##### Data records #####

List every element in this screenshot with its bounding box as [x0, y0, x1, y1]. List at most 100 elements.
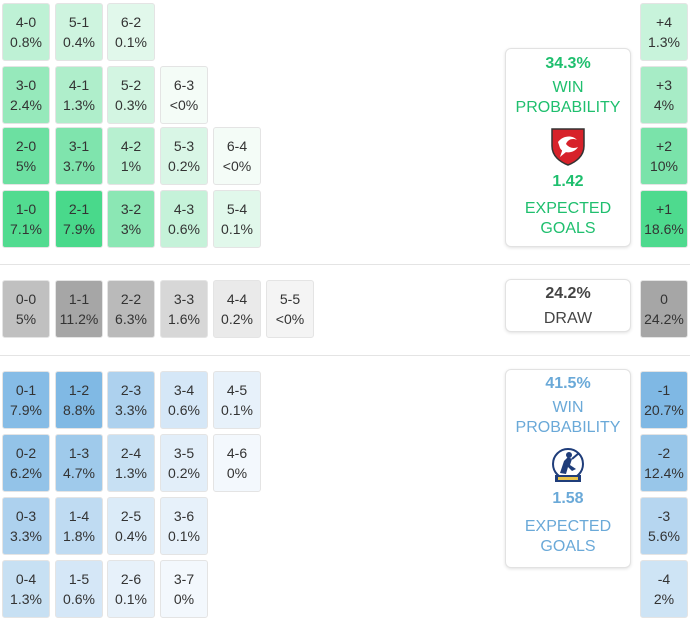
score-label: 0-3 — [15, 508, 37, 524]
score-probability: <0% — [275, 311, 305, 327]
scoreline-cell: 3-2 3% — [107, 190, 155, 248]
score-label: 6-3 — [173, 77, 195, 93]
scoreline-cell: 4-2 1% — [107, 127, 155, 185]
score-probability: 1.6% — [168, 311, 200, 327]
scoreline-cell: 2-3 3.3% — [107, 371, 155, 429]
scoreline-cell: 1-1 11.2% — [55, 280, 103, 338]
score-label: 2-2 — [120, 291, 142, 307]
margin-label: -1 — [657, 382, 671, 398]
score-probability: 3% — [120, 221, 142, 237]
score-label: 5-1 — [68, 14, 90, 30]
score-label: 3-0 — [15, 77, 37, 93]
scoreline-cell: 2-0 5% — [2, 127, 50, 185]
score-probability: 0% — [226, 465, 248, 481]
goal-margin-cell: +1 18.6% — [640, 190, 688, 248]
scoreline-cell: 6-3 <0% — [160, 66, 208, 124]
score-probability: 0.2% — [221, 311, 253, 327]
scoreline-cell: 6-2 0.1% — [107, 3, 155, 61]
scoreline-cell: 2-1 7.9% — [55, 190, 103, 248]
score-label: 1-1 — [68, 291, 90, 307]
score-label: 2-1 — [68, 201, 90, 217]
score-probability: 5% — [15, 311, 37, 327]
margin-label: +2 — [656, 138, 672, 154]
score-label: 4-4 — [226, 291, 248, 307]
scoreline-cell: 5-4 0.1% — [213, 190, 261, 248]
score-label: 4-0 — [15, 14, 37, 30]
score-probability: 7.9% — [63, 221, 95, 237]
score-probability: 4.7% — [63, 465, 95, 481]
scoreline-cell: 0-4 1.3% — [2, 560, 50, 618]
score-probability: 0.4% — [115, 528, 147, 544]
score-label: 0-0 — [15, 291, 37, 307]
scoreline-cell: 2-4 1.3% — [107, 434, 155, 492]
margin-probability: 18.6% — [644, 221, 684, 237]
score-label: 5-3 — [173, 138, 195, 154]
score-label: 3-6 — [173, 508, 195, 524]
score-probability: 7.1% — [10, 221, 42, 237]
goal-margin-cell: +4 1.3% — [640, 3, 688, 61]
score-probability: 1.8% — [63, 528, 95, 544]
score-label: 3-1 — [68, 138, 90, 154]
away-summary-card: 41.5% WIN PROBABILITY 1.58 EXPECTED GOAL… — [505, 369, 631, 568]
away-xg-label-line2: GOALS — [540, 538, 596, 555]
score-label: 3-3 — [173, 291, 195, 307]
scoreline-cell: 1-3 4.7% — [55, 434, 103, 492]
scoreline-cell: 3-6 0.1% — [160, 497, 208, 555]
score-label: 3-4 — [173, 382, 195, 398]
score-probability: 0.1% — [221, 221, 253, 237]
score-label: 4-1 — [68, 77, 90, 93]
margin-label: -2 — [657, 445, 671, 461]
margin-label: +4 — [656, 14, 672, 30]
score-probability: 0.6% — [168, 221, 200, 237]
score-label: 6-4 — [226, 138, 248, 154]
score-label: 0-1 — [15, 382, 37, 398]
score-label: 6-2 — [120, 14, 142, 30]
score-probability: 0.2% — [168, 465, 200, 481]
draw-percentage: 24.2% — [545, 285, 591, 302]
score-probability: 2.4% — [10, 97, 42, 113]
score-probability: 3.3% — [10, 528, 42, 544]
scoreline-cell: 2-2 6.3% — [107, 280, 155, 338]
score-label: 1-5 — [68, 571, 90, 587]
score-label: 0-2 — [15, 445, 37, 461]
scoreline-cell: 1-4 1.8% — [55, 497, 103, 555]
margin-label: 0 — [660, 291, 668, 307]
separator-home-draw — [0, 264, 690, 265]
score-label: 2-5 — [120, 508, 142, 524]
margin-probability: 2% — [653, 591, 675, 607]
score-probability: 0.1% — [221, 402, 253, 418]
scoreline-cell: 5-1 0.4% — [55, 3, 103, 61]
scoreline-cell: 0-1 7.9% — [2, 371, 50, 429]
score-probability: 0.3% — [115, 97, 147, 113]
score-probability: 1.3% — [63, 97, 95, 113]
score-label: 2-0 — [15, 138, 37, 154]
score-probability: 6.2% — [10, 465, 42, 481]
scoreline-cell: 4-6 0% — [213, 434, 261, 492]
score-probability: 0.8% — [10, 34, 42, 50]
scoreline-cell: 4-0 0.8% — [2, 3, 50, 61]
margin-probability: 5.6% — [648, 528, 680, 544]
margin-probability: 10% — [649, 158, 679, 174]
score-probability: 0.6% — [168, 402, 200, 418]
goal-margin-cell: -1 20.7% — [640, 371, 688, 429]
margin-label: -4 — [657, 571, 671, 587]
score-probability: 6.3% — [115, 311, 147, 327]
scoreline-cell: 3-4 0.6% — [160, 371, 208, 429]
score-label: 3-5 — [173, 445, 195, 461]
draw-label: DRAW — [543, 310, 593, 327]
score-label: 0-4 — [15, 571, 37, 587]
score-probability: 5% — [15, 158, 37, 174]
scoreline-cell: 6-4 <0% — [213, 127, 261, 185]
scoreline-cell: 1-5 0.6% — [55, 560, 103, 618]
goal-margin-cell: +3 4% — [640, 66, 688, 124]
scoreline-cell: 5-3 0.2% — [160, 127, 208, 185]
scoreline-cell: 2-5 0.4% — [107, 497, 155, 555]
home-xg-label-line1: EXPECTED — [524, 200, 612, 217]
margin-label: +1 — [656, 201, 672, 217]
margin-label: -3 — [657, 508, 671, 524]
scoreline-cell: 2-6 0.1% — [107, 560, 155, 618]
goal-margin-cell: -4 2% — [640, 560, 688, 618]
score-probability: 7.9% — [10, 402, 42, 418]
home-win-label-line2: PROBABILITY — [515, 99, 621, 116]
score-label: 4-2 — [120, 138, 142, 154]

#####

Goal of the exercise
List every line in the records above that contains the string "away".

Complete output
away-summary-card: 41.5% WIN PROBABILITY 1.58 EXPECTED GOAL… — [505, 369, 631, 568]
away-xg-label-line2: GOALS — [540, 538, 596, 555]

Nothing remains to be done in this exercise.